■ Task instructions: Go through the data below. Pull out every line that has the word "this".

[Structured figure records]
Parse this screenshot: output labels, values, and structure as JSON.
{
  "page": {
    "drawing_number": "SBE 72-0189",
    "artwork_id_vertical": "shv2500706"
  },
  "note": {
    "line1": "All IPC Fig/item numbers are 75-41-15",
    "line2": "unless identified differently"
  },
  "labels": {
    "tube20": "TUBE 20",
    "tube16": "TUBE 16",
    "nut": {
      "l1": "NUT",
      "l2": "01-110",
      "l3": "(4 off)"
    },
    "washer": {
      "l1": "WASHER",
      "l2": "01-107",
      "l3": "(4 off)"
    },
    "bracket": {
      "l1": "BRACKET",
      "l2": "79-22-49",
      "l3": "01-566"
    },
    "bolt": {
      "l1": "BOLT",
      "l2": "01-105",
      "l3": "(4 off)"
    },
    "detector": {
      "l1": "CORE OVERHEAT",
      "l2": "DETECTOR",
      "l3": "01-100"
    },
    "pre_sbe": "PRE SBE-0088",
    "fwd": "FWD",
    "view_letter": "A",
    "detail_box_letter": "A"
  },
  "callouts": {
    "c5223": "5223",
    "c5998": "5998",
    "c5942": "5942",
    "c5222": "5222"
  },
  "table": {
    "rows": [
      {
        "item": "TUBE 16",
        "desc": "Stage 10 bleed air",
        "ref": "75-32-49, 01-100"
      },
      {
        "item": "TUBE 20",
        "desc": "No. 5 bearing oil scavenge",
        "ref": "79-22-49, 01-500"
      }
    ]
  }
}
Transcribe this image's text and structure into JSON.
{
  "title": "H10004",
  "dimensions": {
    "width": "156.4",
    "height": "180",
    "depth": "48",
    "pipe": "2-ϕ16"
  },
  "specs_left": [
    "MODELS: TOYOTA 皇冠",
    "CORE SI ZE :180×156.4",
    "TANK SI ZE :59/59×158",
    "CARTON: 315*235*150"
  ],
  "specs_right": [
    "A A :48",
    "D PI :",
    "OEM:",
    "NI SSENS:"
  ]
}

■ Solution to the problem:
Parse this screenshot: output labels, values, and structure as JSON.
Transcribe this image's text and structure into JSON.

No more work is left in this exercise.